▶ [Aim]: Leave out the pictures and repeat exactly the lines from the one containing "Read out every word on this page." through the final line of the listing below.

##############################

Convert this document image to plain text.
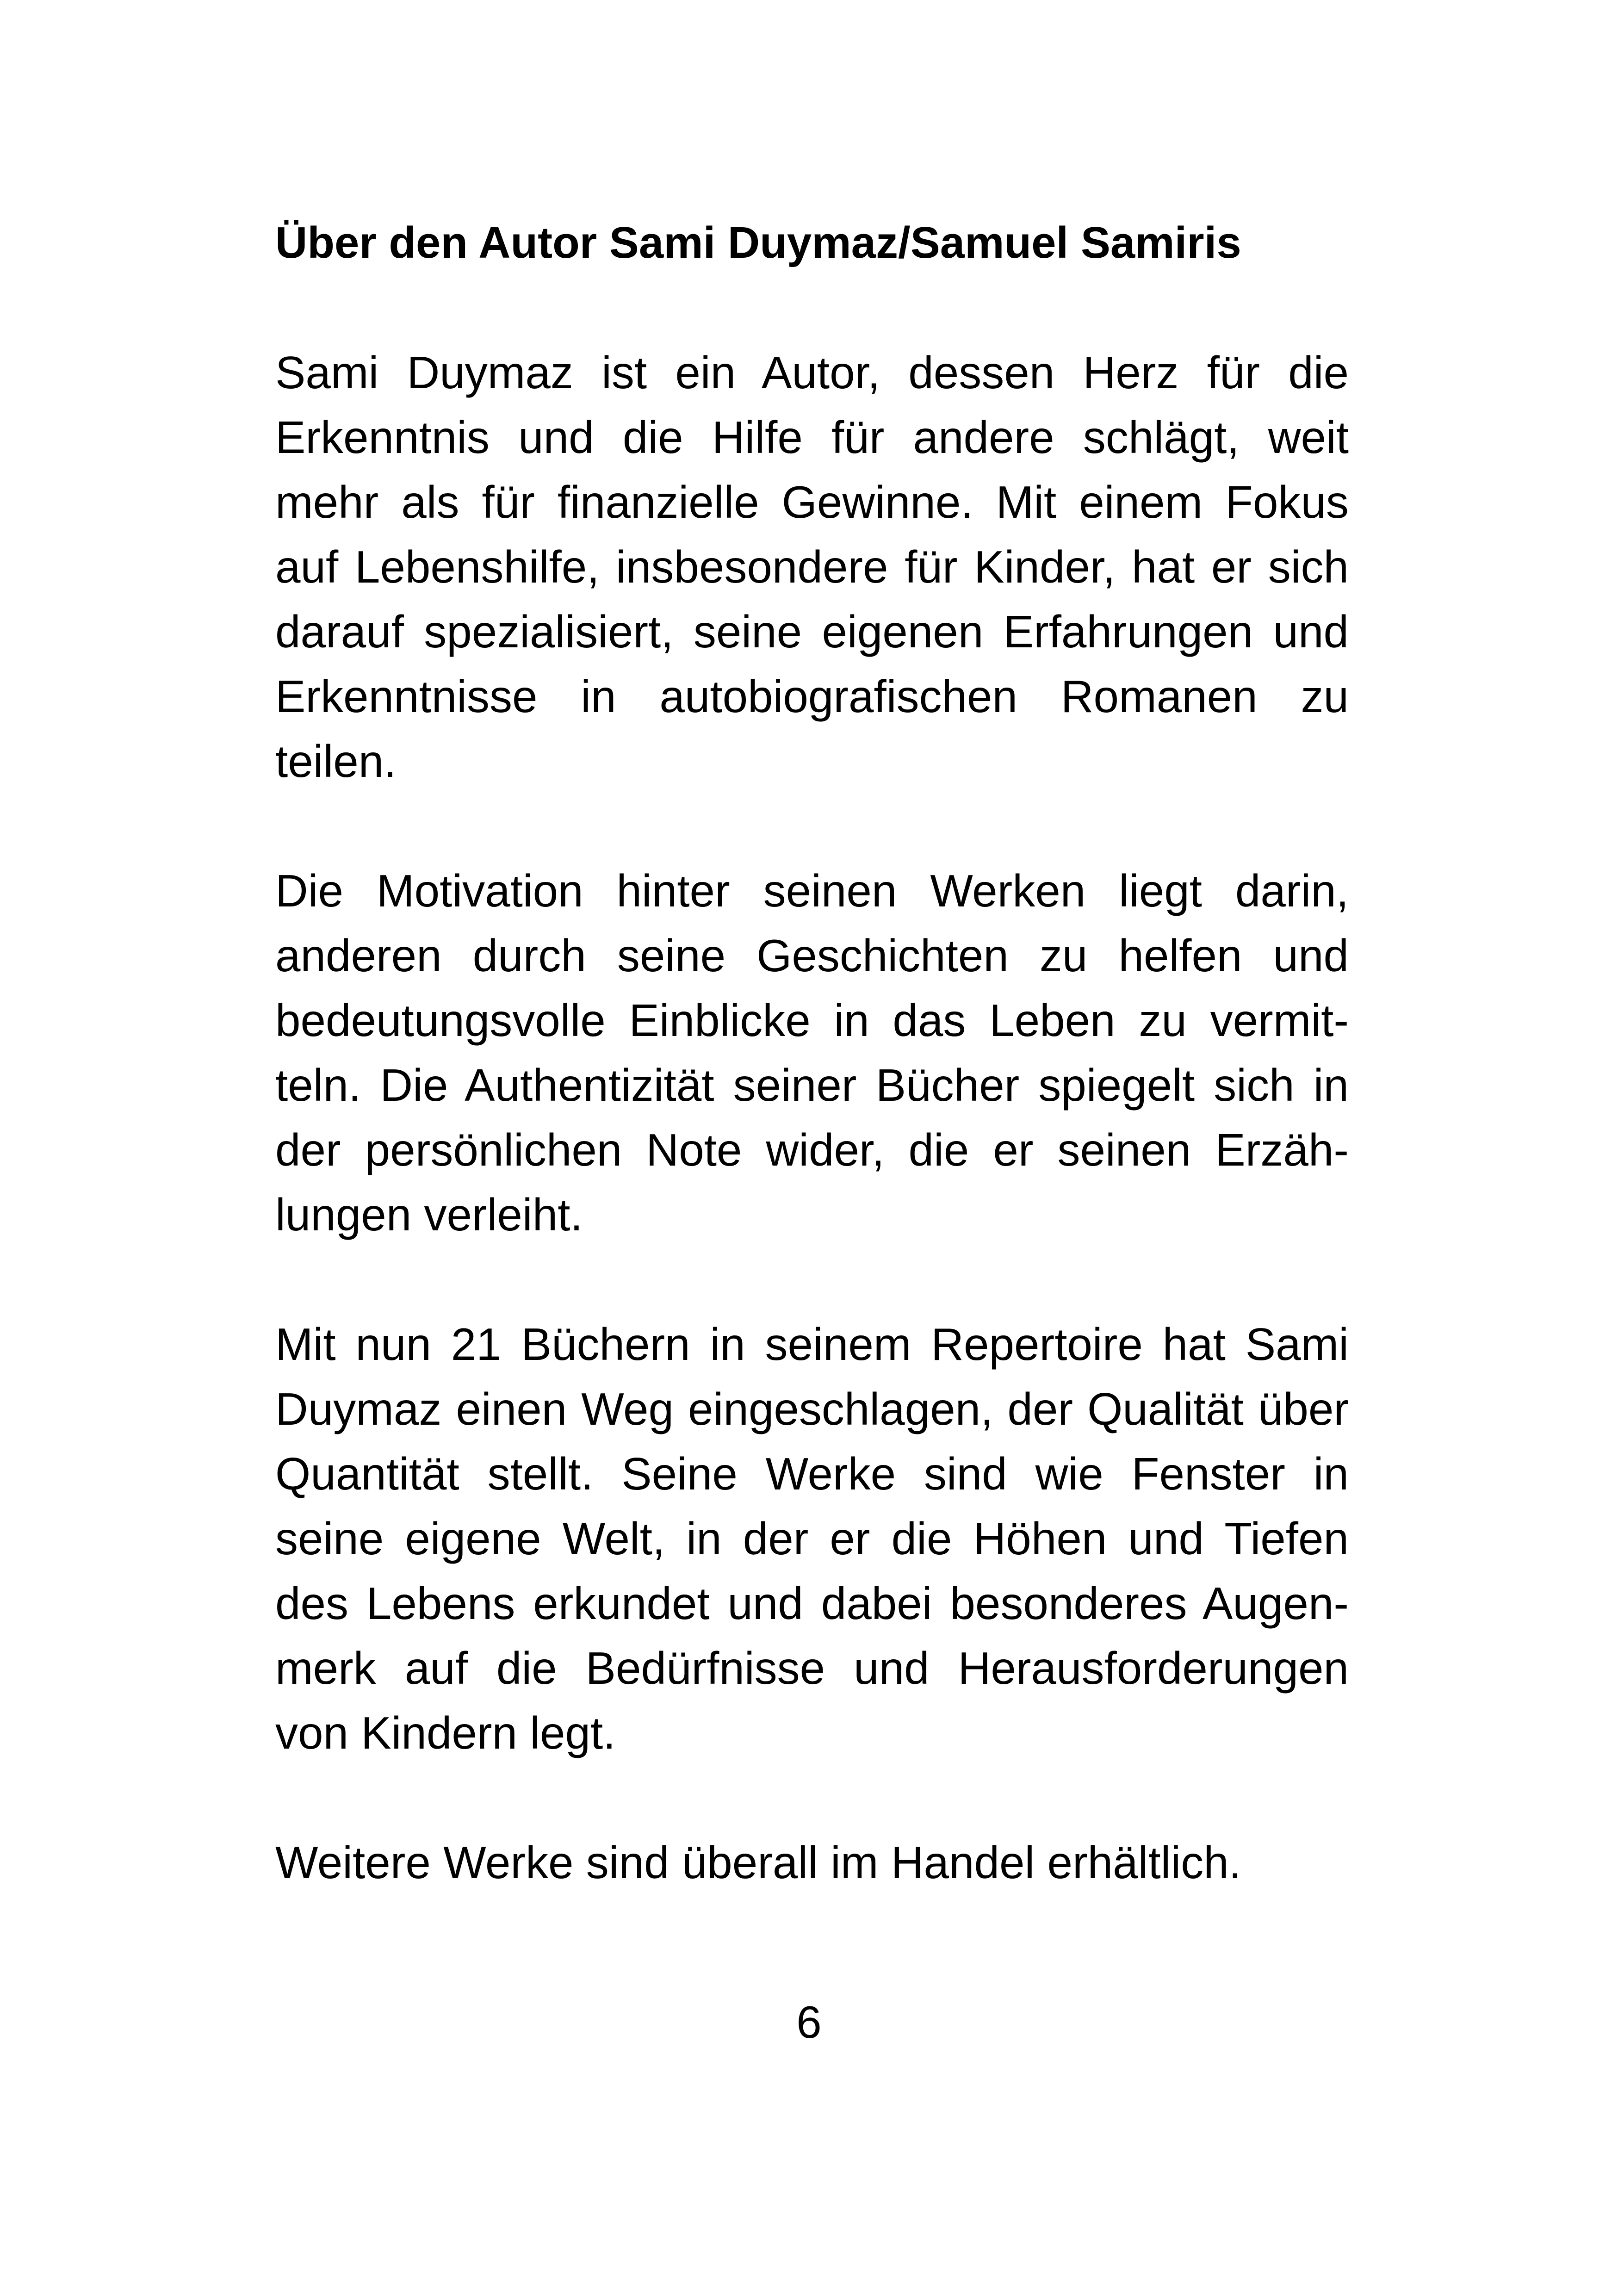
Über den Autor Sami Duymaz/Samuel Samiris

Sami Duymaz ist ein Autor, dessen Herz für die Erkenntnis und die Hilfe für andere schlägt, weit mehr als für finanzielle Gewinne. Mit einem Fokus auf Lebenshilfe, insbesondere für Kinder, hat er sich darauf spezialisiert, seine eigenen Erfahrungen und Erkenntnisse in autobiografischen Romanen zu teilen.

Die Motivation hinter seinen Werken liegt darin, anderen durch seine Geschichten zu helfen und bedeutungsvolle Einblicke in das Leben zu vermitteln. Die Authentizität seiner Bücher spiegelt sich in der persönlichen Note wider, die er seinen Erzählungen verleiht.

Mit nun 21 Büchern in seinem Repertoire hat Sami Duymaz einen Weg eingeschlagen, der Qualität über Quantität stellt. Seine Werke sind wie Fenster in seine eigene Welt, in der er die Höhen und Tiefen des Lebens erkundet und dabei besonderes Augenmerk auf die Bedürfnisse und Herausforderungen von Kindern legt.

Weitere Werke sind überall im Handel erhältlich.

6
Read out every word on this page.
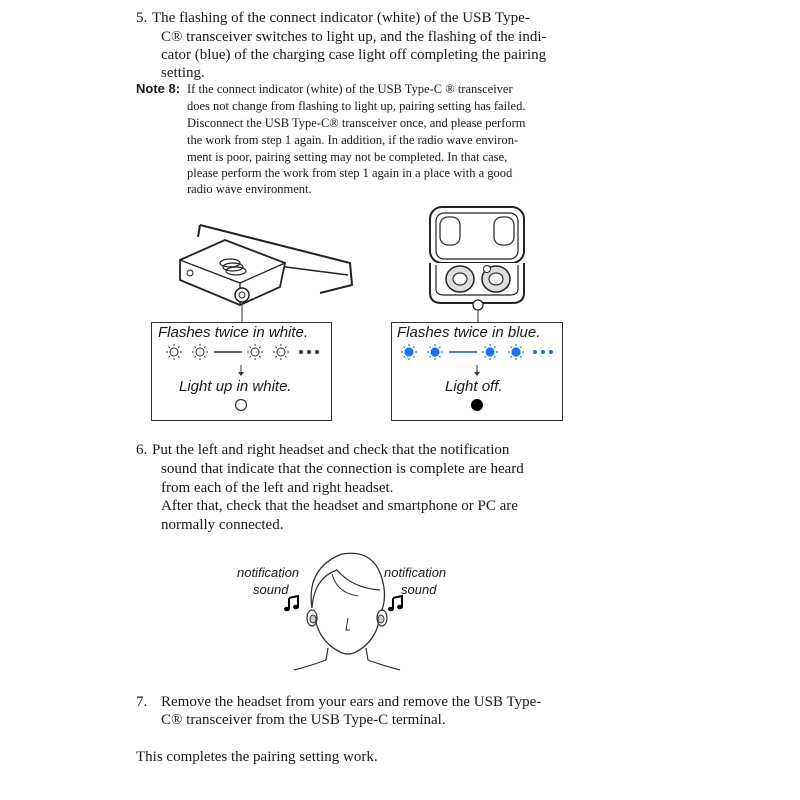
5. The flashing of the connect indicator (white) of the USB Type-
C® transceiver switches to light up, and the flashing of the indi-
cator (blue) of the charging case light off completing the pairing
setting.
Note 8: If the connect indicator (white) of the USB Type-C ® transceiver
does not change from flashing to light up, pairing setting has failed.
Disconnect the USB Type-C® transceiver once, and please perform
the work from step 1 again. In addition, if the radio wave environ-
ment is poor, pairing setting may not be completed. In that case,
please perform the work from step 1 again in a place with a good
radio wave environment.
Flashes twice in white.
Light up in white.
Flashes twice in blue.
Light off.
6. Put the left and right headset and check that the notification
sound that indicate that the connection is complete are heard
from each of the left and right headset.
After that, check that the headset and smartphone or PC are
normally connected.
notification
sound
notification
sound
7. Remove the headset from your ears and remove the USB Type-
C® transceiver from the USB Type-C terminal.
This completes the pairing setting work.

##############################

▶ [Finished exercise]:
Read out every word on this page.
5. The flashing of the connect indicator (white) of the USB Type-
C® transceiver switches to light up, and the flashing of the indi-
cator (blue) of the charging case light off completing the pairing
setting.
Note 8: If the connect indicator (white) of the USB Type-C ® transceiver
does not change from flashing to light up, pairing setting has failed.
Disconnect the USB Type-C® transceiver once, and please perform
the work from step 1 again. In addition, if the radio wave environ-
ment is poor, pairing setting may not be completed. In that case,
please perform the work from step 1 again in a place with a good
radio wave environment.
Flashes twice in white.
Light up in white.
Flashes twice in blue.
Light off.
6. Put the left and right headset and check that the notification
sound that indicate that the connection is complete are heard
from each of the left and right headset.
After that, check that the headset and smartphone or PC are
normally connected.
notification
sound
notification
sound
7. Remove the headset from your ears and remove the USB Type-
C® transceiver from the USB Type-C terminal.
This completes the pairing setting work.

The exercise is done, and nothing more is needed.